[start DOCUMENT EXCERPT]

Pointers to Function
A pointer to a function is the simplest type of abstraction you can have in programming. A function is a subprogram that may receive a piece of data from the superprogram (called its arguments or parameters) and may return a piece of data to the superprogram (called its return value).
For example, let's say we have two functions, SortAlphabetically(a: file, b: file) -> isAFirst? and SortByFileSize(a: file, b: file) -> isAFirst?. Both functions take two arguments of type file, a and b, and return whether a comes before b or not. In other words, they have the same function signature. This is a common property that we can abstract.
If we had a function pointer such as currentSortingMethod: *(a: file, b: file) -> isAFirst?, a superprogram could have the following line of code:
currentSortingMethod(a, b);And then some sorting method would be executed. Which sorting method specifically will be executed isn't important, because we're referring to an abstraction of sorting functions, not to any concrete sorting function in particular.
Depending on the current value of the currentSortingMethod pointer variable, the SortAlphabetically subprogram could be executed, or the SortByFileSize subprogram could be executed, or any other function that matches the abstracted function signature.
Imagine a program as being a train on a rail track. A train isn't a car. It can't freely move around. It must follow the rail track. Now imagine there was a point where the track split in two, and you had a lever that let you control which of the two tracks the train would follow. This is more or less how function pointers work. Depending on the state of the lever, the train will go to one track or the other.
Note: the syntax used above is pseudo code and and not from an existing programming language.
In languages that don't have the concept of pointers, such as Javascript and Python, the same concept may exist as "references" to functions instead.
Union Structure Types
An union structure type is an abstraction of multiple data structures that assign the same meaning to bytes in certain positions of the data structure.
For example, let's say we have two data structures, Circle and Square. The Circle structure has a field called radius. The Square structure has a field called sideLength. In practice, it's likely these fields would have the same type (e.g. 4 byte floating point number), but let's theorize that these two types are incompatible with each other, so we can't abstract them.

[end DOCUMENT EXCERPT]
[start DATASET CONTENT]

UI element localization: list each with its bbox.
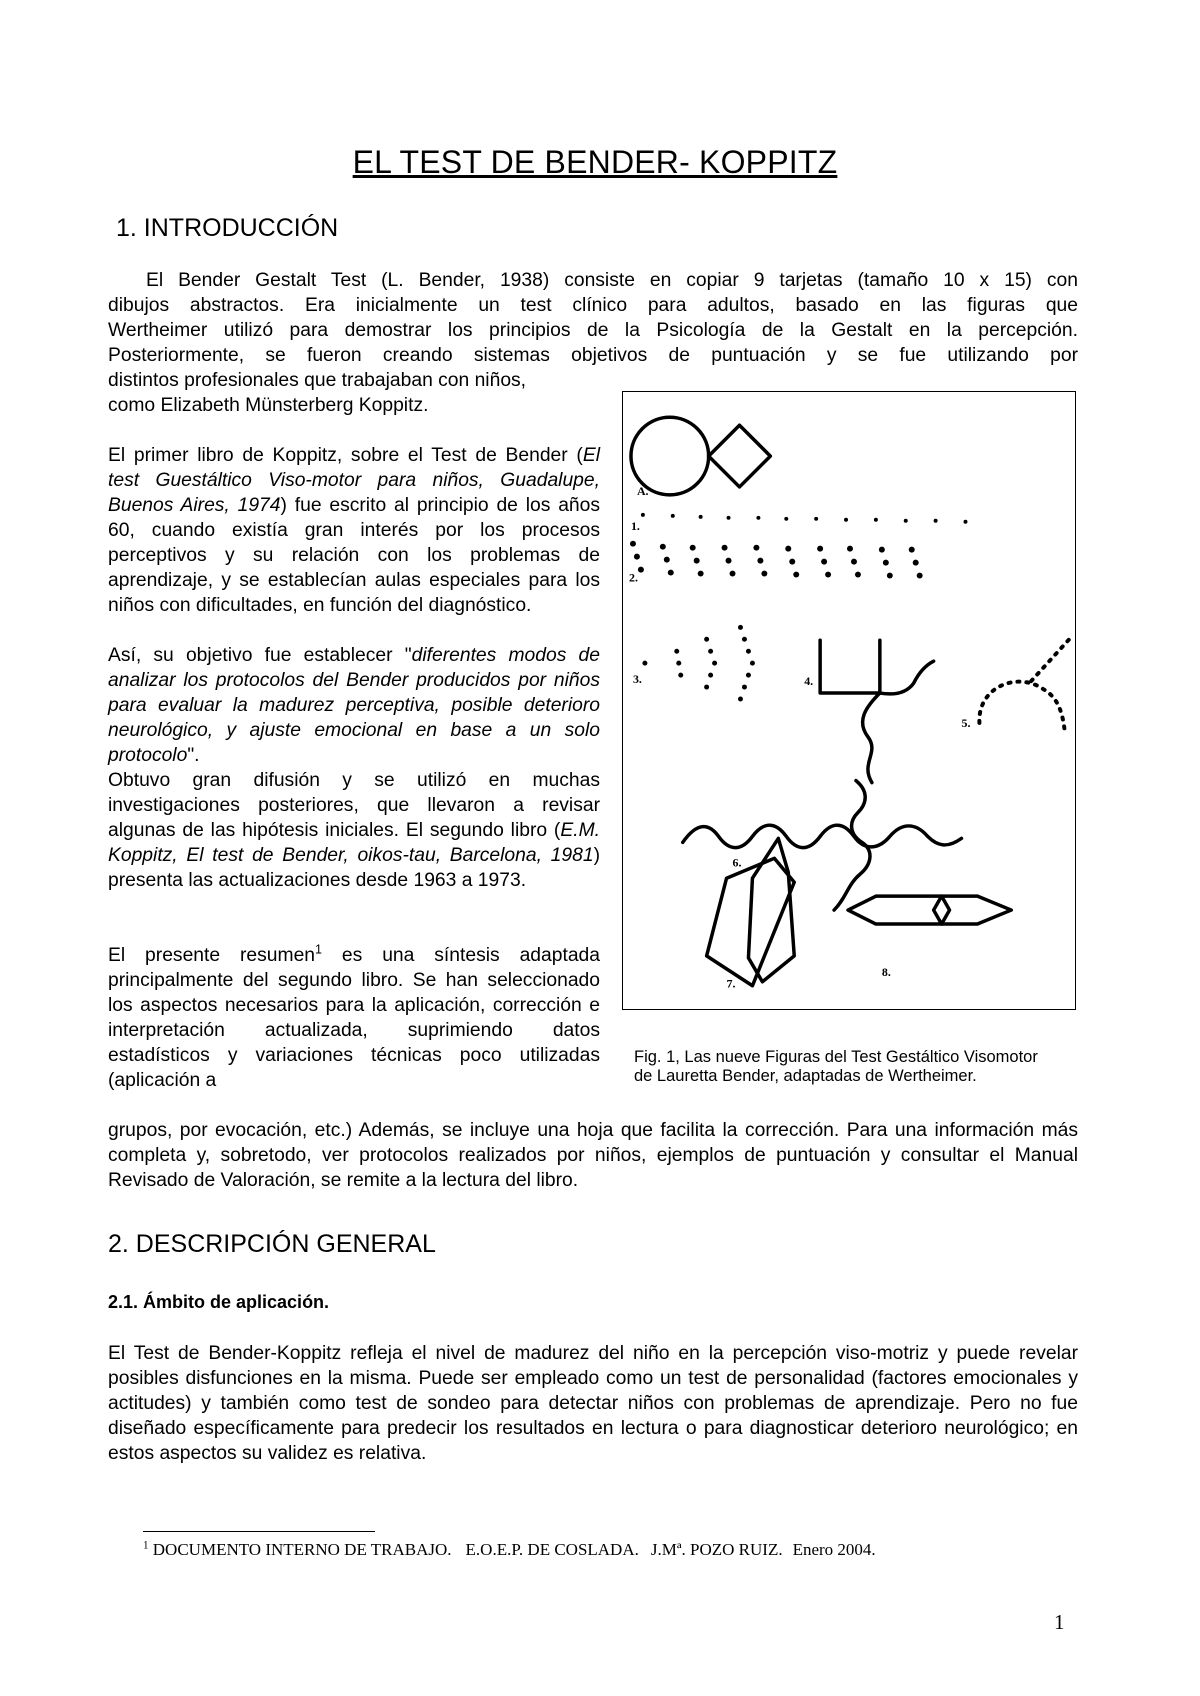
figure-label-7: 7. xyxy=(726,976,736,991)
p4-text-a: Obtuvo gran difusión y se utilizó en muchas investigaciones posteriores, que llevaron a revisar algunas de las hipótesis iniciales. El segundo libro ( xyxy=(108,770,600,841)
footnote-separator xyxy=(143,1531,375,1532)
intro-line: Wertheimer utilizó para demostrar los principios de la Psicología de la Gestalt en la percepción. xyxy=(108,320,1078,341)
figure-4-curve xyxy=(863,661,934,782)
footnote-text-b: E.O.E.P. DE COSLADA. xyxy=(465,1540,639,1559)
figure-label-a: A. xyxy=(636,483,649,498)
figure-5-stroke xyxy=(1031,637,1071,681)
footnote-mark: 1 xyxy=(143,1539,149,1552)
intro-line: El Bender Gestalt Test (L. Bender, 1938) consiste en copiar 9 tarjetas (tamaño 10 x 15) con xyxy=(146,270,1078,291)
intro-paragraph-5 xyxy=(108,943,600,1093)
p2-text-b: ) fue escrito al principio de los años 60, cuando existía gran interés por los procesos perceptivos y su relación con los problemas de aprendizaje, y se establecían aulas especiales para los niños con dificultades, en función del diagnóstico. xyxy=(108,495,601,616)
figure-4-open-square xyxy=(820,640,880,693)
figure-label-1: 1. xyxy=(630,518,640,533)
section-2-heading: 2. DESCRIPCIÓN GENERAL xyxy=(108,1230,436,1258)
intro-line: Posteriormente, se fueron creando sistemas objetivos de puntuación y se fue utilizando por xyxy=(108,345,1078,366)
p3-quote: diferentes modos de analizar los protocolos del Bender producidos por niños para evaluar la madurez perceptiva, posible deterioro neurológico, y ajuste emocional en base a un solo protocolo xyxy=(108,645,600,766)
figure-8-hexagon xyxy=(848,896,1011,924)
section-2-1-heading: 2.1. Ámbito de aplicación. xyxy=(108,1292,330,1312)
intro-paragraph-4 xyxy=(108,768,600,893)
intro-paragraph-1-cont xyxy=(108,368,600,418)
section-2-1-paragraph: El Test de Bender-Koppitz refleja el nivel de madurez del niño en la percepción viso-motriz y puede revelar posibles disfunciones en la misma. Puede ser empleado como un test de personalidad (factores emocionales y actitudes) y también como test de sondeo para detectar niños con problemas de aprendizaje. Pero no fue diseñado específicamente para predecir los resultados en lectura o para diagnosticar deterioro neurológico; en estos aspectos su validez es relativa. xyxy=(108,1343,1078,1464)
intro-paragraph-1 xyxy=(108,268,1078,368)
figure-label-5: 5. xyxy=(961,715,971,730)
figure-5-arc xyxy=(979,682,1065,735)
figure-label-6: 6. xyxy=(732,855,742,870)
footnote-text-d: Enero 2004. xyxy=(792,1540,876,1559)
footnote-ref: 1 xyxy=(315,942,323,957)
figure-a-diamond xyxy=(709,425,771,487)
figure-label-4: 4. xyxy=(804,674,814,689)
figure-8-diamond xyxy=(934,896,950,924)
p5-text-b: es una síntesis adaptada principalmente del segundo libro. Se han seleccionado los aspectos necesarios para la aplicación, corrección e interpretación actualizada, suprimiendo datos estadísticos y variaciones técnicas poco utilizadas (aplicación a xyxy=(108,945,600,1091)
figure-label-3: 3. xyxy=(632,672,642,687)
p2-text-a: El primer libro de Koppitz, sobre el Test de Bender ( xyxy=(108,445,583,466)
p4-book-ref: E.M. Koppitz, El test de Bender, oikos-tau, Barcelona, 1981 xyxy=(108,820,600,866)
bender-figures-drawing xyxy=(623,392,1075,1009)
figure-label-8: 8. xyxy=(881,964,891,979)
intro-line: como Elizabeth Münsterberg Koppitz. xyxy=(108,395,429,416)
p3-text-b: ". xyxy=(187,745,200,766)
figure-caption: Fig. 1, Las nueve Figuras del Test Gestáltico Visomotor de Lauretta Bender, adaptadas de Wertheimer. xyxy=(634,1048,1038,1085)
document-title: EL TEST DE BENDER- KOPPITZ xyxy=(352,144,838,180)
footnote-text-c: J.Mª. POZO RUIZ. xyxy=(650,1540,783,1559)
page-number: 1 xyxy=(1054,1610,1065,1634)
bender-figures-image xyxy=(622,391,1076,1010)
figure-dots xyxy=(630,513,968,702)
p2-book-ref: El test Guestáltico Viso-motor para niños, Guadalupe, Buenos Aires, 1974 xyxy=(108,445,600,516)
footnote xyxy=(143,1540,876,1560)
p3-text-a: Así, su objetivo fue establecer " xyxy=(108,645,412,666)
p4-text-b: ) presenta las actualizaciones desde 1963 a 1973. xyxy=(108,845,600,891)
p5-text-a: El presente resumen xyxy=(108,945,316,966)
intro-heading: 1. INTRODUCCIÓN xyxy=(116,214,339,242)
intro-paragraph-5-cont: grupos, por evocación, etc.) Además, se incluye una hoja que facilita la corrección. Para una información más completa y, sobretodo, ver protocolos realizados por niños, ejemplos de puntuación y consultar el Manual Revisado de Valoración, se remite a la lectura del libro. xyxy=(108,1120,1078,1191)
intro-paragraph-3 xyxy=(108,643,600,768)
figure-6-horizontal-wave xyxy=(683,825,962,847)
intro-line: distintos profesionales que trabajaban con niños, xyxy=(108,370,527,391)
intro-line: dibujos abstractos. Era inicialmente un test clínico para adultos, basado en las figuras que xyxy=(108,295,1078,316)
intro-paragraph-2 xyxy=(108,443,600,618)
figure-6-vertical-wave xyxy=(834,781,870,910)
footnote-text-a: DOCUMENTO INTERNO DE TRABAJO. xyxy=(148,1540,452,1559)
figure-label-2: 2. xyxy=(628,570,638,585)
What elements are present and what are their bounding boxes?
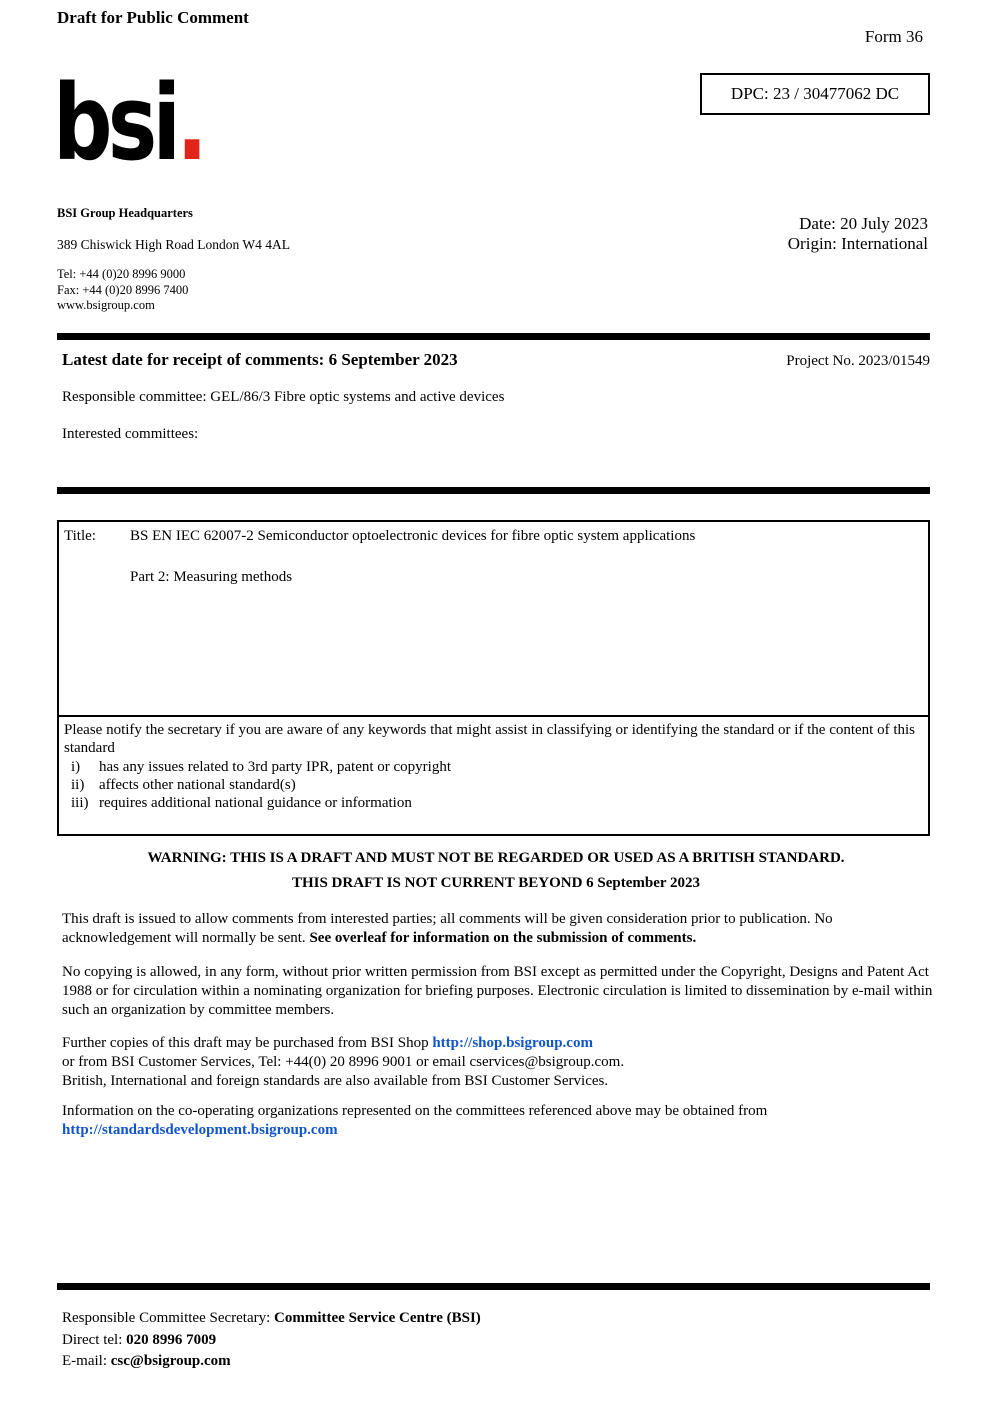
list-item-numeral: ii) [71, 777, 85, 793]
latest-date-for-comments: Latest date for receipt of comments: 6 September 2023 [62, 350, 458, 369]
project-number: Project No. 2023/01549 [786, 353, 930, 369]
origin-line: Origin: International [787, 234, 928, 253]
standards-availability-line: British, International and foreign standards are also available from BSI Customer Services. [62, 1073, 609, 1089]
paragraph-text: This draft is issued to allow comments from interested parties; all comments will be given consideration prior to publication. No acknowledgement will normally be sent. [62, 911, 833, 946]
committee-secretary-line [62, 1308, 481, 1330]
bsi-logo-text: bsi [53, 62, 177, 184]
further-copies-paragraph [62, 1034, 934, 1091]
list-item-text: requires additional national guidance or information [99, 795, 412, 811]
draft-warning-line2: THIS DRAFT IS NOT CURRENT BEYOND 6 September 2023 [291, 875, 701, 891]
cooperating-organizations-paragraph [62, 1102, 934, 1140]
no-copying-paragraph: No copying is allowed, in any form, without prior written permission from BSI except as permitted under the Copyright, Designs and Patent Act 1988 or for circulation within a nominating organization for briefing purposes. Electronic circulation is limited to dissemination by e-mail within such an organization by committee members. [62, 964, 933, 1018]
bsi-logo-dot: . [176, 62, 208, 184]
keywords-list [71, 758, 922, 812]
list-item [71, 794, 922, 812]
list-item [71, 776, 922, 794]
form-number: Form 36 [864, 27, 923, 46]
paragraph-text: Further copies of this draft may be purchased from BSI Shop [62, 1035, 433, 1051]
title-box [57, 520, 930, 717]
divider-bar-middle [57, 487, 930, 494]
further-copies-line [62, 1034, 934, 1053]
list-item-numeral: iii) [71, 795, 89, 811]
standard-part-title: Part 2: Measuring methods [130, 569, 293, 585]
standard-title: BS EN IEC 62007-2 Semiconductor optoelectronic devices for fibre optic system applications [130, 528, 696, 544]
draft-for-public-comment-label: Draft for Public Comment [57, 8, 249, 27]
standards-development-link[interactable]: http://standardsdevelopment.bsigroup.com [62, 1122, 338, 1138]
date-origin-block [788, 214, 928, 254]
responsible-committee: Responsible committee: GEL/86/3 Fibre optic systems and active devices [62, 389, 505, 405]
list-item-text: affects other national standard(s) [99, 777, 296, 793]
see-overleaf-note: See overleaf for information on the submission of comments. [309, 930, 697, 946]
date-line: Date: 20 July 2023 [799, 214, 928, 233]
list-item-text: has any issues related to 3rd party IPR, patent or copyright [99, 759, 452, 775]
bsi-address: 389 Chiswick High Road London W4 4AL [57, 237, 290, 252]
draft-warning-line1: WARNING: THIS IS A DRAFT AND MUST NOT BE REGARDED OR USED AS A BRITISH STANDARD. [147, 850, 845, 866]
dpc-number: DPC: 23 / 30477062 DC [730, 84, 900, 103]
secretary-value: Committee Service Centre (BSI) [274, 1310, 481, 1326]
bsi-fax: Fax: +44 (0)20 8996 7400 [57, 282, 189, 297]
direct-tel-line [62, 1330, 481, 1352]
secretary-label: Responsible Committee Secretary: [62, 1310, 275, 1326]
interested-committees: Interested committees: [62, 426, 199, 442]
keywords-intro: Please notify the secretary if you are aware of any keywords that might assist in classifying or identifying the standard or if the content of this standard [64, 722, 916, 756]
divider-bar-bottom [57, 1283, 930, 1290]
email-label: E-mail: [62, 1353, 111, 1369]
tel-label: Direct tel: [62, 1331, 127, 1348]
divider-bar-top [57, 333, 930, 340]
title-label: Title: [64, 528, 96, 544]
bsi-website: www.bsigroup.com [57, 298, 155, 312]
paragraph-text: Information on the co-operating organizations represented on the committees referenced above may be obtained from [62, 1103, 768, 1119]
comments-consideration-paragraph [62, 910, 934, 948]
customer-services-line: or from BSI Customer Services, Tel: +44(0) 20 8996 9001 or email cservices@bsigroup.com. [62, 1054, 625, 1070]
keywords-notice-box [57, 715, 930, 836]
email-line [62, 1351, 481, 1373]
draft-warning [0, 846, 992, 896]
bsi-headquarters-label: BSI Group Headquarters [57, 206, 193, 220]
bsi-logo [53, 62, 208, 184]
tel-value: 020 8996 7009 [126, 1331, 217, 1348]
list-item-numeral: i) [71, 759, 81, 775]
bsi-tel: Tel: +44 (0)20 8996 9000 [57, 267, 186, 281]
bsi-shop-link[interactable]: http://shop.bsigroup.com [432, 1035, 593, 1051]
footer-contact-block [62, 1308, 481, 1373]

[end DATASET CONTENT]

WHAT YOU WILL DO:
Continue the article on function pointers and union structure types, picking up right after its final sentence.

EXERCISE RESPONSE:
Due to how CPU's work, it's often beneficial for performance to have all data of an application stored closely in RAM, as the CPU cache will fetch data from the RAM in memory addresses nearby the data that is being used at the moment.
This becomes a problem when creating lists of items in a contiguous array structure. To create an array of N items, we need to reserve enough contiguous space in memory for N items, and in order to do this, we need to know how many bytes each item requires. If, for example, we wanted to create an array of Circle that contains 3 items, we would need enough bytes to store 3 radius fields, and that depends on how many bytes a single radius field requires to store its value.
If radius and sideLength have different sizes, then we can't fit a Circle in the memory reserved for a Square, or vice-versa. This is generally not a problem for most programs, but it can become a problem in programs that need to process a lot of data very quickly, such as games, image editors, and video players (more specifically, video decoders).
In this case it's possible to abstract these two incompatible data structures into an unified data structure that encompasses all of them by adding a field to distinguish the type of data structure contained in a span of memory. This is a rather artificial abstraction, as we need to introduce a new property to the objects we want to abstract just so they all have a common property that we can abstract. For example:
union Shape {
structure Square {
isSquare? = true,
sideLength: SquareLength,
},
structure Circle {
isSquare? = false,
radius: CircleRadius,
}
}Above, the union Shape can abstract the field isSquare? that we have added to our structures. By using this new field, we can tell whether a given Shape has a sideLength field or a radius field.
The total size of a Shape structure is at least* the size of the largest structure it can contain.
For example, let's say that the size of isSquare? is 1 byte, sideLength is 8 bytes, and radius is 4 bytes.
On any Shape, the first byte (at offset zero) will always store the value of isSquare? regardless of what concretization is stored. If the Shape is a Square, then the bytes at offsets 1 to 8 will store the value of sideLength. However, if the Shape is a Circle, then bytes 1 to 4 will store the value of radius instead, and bytes 5 to 8 will be unused. The unused bytes for alignment purposes are also called padding.
To help visualize this, let's say we set the variable fields to their maximum value by setting all bytes to 0xFF, but we leave the padded bytes as 0x00. This is what each byte in each byte offset would look like in comparison:
Offset: 00 01 02 03 04 05 06 07 08
Circle: 00 FF FF FF FF FF FF FF FF
Square: 01 FF FF FF FF 00 00 00 00Through our Shape abstraction we always know what the byte at offset 00 means, i.e. which field it refers to. It's always going to be isSquare?. And its value could be 0x00 when isSquare? is false, and 0x01 when it's true.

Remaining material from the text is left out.